## [Supplied material]
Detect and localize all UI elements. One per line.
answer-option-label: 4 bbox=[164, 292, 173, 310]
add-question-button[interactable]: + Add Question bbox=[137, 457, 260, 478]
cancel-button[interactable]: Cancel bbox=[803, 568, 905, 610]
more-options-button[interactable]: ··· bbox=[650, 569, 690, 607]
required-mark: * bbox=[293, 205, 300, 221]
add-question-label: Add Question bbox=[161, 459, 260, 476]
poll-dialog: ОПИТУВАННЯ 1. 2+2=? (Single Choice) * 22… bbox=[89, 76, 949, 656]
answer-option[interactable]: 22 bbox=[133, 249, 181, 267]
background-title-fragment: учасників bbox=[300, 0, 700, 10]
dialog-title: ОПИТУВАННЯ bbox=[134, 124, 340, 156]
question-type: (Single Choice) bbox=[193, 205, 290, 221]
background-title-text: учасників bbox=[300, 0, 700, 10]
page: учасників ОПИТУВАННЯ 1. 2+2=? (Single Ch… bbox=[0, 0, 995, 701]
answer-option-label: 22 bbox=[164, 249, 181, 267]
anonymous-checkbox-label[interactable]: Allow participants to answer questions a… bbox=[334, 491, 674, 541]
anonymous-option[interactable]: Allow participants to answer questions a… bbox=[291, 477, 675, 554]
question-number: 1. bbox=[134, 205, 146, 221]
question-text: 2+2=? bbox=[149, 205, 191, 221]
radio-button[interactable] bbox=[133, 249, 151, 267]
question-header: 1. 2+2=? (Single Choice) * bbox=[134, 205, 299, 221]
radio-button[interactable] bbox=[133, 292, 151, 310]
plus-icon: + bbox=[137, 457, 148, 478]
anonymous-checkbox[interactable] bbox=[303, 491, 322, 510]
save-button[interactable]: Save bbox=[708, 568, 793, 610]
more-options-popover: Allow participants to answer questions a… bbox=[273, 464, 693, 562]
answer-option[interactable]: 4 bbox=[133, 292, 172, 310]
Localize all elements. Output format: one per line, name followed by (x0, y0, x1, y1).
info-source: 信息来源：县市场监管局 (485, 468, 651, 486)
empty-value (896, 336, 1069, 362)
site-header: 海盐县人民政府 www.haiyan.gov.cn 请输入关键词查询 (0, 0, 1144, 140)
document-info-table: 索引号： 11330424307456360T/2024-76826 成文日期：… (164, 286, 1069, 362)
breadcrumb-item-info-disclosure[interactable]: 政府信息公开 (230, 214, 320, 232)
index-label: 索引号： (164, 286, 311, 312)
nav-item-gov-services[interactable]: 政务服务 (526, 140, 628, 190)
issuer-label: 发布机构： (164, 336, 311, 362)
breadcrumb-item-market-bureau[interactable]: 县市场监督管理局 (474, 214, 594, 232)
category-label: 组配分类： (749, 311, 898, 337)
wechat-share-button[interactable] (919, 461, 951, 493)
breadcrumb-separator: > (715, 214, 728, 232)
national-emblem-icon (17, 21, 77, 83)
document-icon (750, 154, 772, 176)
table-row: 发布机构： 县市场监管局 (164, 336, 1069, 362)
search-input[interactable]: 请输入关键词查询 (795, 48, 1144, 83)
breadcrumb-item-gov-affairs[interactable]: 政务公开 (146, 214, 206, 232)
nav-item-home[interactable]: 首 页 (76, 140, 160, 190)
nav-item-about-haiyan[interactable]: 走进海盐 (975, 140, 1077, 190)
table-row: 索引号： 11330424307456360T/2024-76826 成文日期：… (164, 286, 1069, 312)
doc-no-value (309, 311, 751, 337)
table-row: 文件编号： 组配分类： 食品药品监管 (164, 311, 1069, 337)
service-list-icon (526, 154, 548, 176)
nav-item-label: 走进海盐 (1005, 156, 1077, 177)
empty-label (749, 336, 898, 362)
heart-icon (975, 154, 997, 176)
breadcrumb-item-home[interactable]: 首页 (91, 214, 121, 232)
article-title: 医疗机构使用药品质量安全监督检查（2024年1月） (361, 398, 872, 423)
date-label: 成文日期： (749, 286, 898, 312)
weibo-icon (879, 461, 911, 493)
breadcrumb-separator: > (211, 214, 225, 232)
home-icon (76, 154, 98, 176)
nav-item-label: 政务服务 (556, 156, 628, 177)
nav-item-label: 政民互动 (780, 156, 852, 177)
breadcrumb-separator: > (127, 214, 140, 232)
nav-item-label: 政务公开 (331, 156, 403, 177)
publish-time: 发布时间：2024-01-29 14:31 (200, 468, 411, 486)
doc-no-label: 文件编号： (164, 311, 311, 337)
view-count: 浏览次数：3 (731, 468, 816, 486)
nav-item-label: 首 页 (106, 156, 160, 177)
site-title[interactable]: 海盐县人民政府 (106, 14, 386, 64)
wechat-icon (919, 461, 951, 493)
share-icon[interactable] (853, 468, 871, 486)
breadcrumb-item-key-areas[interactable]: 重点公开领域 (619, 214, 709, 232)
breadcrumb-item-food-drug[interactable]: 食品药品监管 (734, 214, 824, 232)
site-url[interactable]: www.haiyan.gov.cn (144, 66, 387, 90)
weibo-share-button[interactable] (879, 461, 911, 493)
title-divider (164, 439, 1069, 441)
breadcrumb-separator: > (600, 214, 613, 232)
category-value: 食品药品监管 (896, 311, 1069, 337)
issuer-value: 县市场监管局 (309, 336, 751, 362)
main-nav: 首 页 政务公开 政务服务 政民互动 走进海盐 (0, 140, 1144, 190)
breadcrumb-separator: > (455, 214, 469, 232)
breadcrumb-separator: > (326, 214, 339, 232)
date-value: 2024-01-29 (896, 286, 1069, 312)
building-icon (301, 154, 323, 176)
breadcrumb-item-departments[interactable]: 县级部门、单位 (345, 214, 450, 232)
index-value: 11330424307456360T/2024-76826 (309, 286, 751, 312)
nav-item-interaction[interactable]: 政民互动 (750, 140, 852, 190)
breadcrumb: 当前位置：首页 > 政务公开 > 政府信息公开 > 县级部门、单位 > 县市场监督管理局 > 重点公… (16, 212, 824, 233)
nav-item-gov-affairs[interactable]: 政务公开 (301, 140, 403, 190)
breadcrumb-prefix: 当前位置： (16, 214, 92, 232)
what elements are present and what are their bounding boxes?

## [Problem requirements]
Return every line of the material above that contains the word "share".

## [Exercise solution]
wechat-share-button[interactable] (919, 461, 951, 493)
share-icon[interactable] (853, 468, 871, 486)
weibo-share-button[interactable] (879, 461, 911, 493)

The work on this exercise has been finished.